Instruction. Reproduce each line of the records below without altering a single character.

Extracted material.
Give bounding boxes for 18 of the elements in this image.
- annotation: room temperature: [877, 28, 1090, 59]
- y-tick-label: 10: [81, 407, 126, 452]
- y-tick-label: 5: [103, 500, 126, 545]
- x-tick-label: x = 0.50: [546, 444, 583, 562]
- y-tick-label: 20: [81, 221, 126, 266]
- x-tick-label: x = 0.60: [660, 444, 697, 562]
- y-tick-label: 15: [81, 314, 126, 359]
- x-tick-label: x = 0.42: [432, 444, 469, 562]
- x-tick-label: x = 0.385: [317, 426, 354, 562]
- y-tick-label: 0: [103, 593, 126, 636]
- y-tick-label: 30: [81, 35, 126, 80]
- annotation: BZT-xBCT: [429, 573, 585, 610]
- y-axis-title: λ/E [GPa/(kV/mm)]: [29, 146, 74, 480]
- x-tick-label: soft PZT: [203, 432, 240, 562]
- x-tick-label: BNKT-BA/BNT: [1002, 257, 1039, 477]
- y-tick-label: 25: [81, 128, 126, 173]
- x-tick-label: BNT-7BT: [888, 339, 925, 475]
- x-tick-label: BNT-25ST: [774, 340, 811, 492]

Result for this task.
Give bounding boxes for 18 of the elements in this image.
- annotation: room temperature: [877, 28, 1090, 59]
- y-tick-label: 10: [81, 407, 126, 452]
- y-tick-label: 5: [103, 500, 126, 545]
- x-tick-label: x = 0.50: [546, 444, 583, 562]
- y-tick-label: 20: [81, 221, 126, 266]
- x-tick-label: x = 0.60: [660, 444, 697, 562]
- y-tick-label: 15: [81, 314, 126, 359]
- x-tick-label: x = 0.42: [432, 444, 469, 562]
- x-tick-label: x = 0.385: [317, 426, 354, 562]
- y-tick-label: 0: [103, 593, 126, 636]
- y-tick-label: 30: [81, 35, 126, 80]
- annotation: BZT-xBCT: [429, 573, 585, 610]
- y-axis-title: λ/E [GPa/(kV/mm)]: [29, 146, 74, 480]
- x-tick-label: soft PZT: [203, 432, 240, 562]
- x-tick-label: BNKT-BA/BNT: [1002, 257, 1039, 477]
- y-tick-label: 25: [81, 128, 126, 173]
- x-tick-label: BNT-7BT: [888, 339, 925, 475]
- x-tick-label: BNT-25ST: [774, 340, 811, 492]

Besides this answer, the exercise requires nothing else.